___ Entries ___
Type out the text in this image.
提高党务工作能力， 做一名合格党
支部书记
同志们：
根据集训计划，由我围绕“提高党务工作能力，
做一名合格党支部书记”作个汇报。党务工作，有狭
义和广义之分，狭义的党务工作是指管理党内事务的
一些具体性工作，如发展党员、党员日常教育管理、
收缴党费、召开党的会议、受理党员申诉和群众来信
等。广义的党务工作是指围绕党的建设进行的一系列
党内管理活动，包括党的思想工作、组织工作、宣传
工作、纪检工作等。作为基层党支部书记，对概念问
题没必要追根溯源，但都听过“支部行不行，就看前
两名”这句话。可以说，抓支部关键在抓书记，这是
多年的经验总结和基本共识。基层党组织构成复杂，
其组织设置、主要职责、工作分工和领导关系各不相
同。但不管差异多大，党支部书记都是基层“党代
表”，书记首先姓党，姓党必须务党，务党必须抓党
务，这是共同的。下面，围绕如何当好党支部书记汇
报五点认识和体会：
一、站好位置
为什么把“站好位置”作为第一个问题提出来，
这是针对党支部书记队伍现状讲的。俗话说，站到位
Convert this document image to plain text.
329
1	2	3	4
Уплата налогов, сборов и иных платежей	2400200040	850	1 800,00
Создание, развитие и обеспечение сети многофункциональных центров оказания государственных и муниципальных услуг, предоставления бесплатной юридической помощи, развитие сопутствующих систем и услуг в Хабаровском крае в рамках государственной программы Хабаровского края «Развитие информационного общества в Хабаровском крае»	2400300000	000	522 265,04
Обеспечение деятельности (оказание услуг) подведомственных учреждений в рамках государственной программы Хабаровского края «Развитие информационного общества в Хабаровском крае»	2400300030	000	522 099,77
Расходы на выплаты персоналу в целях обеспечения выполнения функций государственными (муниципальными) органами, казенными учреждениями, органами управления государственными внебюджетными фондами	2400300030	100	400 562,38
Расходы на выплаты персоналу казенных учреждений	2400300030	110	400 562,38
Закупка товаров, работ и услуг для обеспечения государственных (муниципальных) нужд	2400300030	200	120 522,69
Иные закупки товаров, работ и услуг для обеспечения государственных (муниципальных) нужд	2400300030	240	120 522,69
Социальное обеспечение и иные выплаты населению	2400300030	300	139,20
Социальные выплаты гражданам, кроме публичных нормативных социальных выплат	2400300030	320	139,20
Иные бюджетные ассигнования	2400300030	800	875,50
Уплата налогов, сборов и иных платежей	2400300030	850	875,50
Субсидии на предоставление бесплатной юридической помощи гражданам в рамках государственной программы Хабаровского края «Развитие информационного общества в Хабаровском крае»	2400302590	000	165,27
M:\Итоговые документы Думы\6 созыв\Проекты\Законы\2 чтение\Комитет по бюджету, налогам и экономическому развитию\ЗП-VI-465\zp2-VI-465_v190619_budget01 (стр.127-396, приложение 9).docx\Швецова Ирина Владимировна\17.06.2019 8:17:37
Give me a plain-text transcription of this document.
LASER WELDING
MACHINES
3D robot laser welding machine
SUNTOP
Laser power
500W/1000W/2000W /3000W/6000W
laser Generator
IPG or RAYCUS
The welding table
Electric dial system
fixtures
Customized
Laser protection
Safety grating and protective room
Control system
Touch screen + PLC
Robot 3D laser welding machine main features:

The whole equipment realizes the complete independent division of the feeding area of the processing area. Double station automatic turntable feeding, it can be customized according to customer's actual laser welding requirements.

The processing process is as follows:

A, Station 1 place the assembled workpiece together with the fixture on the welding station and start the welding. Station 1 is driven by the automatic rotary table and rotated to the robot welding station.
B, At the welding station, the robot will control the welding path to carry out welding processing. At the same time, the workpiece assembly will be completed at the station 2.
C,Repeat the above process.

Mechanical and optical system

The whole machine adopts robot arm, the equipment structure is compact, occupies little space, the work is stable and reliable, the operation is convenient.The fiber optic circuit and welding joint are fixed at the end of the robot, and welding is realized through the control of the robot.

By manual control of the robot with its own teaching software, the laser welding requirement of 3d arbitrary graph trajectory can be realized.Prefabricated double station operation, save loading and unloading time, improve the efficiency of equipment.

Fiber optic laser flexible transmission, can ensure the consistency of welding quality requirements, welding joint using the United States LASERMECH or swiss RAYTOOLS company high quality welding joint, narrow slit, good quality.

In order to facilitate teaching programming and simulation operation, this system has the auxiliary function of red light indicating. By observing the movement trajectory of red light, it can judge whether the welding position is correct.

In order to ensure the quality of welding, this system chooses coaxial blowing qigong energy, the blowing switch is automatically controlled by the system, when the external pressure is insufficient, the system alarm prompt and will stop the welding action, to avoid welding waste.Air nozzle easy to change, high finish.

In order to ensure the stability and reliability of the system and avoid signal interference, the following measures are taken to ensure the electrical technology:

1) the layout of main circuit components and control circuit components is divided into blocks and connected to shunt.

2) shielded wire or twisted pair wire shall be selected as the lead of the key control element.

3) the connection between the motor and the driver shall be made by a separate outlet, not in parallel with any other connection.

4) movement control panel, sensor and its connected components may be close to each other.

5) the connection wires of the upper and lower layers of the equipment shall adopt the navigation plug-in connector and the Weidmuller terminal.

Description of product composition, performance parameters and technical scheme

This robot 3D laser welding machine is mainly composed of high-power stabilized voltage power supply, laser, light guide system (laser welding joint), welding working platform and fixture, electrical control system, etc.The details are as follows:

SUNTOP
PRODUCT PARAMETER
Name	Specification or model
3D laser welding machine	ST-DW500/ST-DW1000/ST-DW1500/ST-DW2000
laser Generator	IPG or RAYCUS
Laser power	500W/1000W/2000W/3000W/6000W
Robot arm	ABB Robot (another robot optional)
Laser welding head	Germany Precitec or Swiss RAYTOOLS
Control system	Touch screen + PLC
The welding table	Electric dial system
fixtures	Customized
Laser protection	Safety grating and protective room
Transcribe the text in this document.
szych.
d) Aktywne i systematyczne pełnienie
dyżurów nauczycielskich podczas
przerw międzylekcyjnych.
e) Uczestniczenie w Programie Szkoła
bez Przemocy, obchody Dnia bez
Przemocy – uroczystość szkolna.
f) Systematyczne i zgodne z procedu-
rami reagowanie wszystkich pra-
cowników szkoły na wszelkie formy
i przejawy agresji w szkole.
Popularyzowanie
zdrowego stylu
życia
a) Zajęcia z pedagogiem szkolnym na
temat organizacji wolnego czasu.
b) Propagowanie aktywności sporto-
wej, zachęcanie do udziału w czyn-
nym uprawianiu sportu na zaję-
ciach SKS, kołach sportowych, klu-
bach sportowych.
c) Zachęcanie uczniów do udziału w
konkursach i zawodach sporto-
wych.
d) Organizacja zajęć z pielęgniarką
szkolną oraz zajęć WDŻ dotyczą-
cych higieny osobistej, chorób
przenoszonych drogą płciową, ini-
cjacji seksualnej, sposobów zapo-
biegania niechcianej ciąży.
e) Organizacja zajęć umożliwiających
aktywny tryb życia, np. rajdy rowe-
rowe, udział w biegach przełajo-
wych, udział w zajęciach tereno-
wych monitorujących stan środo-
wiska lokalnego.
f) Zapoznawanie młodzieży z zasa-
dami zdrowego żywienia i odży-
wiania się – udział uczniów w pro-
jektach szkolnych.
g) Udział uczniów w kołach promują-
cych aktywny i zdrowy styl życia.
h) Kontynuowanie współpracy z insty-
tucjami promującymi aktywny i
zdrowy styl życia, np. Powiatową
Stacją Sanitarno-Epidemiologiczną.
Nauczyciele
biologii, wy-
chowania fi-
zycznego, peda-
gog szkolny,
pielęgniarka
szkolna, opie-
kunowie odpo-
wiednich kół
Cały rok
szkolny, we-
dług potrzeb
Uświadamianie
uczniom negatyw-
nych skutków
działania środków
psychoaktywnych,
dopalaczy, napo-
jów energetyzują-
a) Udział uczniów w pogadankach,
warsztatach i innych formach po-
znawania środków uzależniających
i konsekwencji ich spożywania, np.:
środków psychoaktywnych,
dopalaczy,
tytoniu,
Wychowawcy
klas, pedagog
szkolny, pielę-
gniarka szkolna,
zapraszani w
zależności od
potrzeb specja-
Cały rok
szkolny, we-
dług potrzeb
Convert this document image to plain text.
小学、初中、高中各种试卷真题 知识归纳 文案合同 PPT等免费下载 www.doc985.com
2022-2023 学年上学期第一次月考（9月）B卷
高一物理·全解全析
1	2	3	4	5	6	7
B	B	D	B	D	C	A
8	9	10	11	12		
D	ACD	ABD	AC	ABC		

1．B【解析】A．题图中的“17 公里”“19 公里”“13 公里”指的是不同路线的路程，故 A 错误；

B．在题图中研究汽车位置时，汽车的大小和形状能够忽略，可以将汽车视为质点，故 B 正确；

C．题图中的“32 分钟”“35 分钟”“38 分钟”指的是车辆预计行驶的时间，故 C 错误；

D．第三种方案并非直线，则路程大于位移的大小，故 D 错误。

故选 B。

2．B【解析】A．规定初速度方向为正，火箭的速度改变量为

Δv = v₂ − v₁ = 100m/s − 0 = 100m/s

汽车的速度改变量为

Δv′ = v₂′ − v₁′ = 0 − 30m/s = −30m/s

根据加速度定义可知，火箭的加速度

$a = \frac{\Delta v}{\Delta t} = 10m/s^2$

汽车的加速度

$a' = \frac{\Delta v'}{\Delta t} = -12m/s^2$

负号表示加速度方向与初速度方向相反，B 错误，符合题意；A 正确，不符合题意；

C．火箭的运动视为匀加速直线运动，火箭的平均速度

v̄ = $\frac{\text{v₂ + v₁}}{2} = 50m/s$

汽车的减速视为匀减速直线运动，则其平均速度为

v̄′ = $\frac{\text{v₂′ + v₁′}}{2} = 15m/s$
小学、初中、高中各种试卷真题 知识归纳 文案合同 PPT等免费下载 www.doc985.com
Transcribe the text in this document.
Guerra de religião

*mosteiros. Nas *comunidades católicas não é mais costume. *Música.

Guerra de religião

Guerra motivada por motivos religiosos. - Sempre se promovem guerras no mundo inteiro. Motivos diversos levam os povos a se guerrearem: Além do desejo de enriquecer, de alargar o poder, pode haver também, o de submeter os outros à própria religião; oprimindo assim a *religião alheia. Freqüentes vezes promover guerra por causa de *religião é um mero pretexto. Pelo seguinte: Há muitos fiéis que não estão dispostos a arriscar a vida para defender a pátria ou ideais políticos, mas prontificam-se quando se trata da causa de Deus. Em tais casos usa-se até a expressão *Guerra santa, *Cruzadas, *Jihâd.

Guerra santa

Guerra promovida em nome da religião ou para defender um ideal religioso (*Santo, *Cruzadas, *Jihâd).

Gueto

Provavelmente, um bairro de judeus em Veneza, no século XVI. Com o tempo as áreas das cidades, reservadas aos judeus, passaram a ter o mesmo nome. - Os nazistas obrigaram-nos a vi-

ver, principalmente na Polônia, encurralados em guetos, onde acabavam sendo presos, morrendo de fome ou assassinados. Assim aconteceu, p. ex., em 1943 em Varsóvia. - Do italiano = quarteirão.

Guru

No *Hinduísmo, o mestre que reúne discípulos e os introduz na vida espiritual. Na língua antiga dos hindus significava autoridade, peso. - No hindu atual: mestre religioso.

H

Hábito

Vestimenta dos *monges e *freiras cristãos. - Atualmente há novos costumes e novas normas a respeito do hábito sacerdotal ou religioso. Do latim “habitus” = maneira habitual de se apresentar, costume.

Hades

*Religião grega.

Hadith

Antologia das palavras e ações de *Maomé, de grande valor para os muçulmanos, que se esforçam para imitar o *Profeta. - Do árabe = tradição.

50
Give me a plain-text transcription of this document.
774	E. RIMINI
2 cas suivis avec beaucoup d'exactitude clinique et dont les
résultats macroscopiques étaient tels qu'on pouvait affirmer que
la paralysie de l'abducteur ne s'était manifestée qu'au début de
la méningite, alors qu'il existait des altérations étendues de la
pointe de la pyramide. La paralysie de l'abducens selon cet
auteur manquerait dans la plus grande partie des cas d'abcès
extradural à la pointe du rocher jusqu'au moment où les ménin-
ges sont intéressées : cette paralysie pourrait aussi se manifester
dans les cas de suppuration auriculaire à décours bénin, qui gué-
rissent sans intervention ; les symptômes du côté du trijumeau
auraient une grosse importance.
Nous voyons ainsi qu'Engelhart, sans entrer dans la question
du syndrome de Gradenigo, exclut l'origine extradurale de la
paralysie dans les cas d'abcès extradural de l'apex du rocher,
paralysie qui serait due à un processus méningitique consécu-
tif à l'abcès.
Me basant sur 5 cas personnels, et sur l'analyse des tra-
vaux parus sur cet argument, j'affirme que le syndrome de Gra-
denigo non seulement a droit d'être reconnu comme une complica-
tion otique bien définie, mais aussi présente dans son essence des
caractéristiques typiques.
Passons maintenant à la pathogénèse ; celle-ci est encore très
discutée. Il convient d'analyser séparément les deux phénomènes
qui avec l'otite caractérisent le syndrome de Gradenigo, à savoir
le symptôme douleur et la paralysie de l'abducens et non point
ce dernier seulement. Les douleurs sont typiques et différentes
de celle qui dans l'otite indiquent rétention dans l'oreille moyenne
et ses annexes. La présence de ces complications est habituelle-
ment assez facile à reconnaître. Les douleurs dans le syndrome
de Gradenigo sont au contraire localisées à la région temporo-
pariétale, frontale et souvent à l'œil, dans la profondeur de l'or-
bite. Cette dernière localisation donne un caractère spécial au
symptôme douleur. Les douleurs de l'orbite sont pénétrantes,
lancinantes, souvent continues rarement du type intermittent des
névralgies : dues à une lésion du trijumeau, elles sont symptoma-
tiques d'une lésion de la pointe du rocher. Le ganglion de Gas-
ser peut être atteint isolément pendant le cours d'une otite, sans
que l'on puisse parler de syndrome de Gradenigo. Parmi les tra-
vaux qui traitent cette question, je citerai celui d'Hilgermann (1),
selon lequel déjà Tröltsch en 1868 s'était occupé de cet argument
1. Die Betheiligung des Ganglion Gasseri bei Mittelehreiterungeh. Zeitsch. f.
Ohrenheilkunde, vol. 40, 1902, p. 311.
___
▶ _Directions for this task_
Find all the lines containing "иных" in the material, then copy them.

▶ _Written solution_
Уплата налогов, сборов и иных платежей	2400200040	850	1 800,00
Уплата налогов, сборов и иных платежей	2400300030	850	875,50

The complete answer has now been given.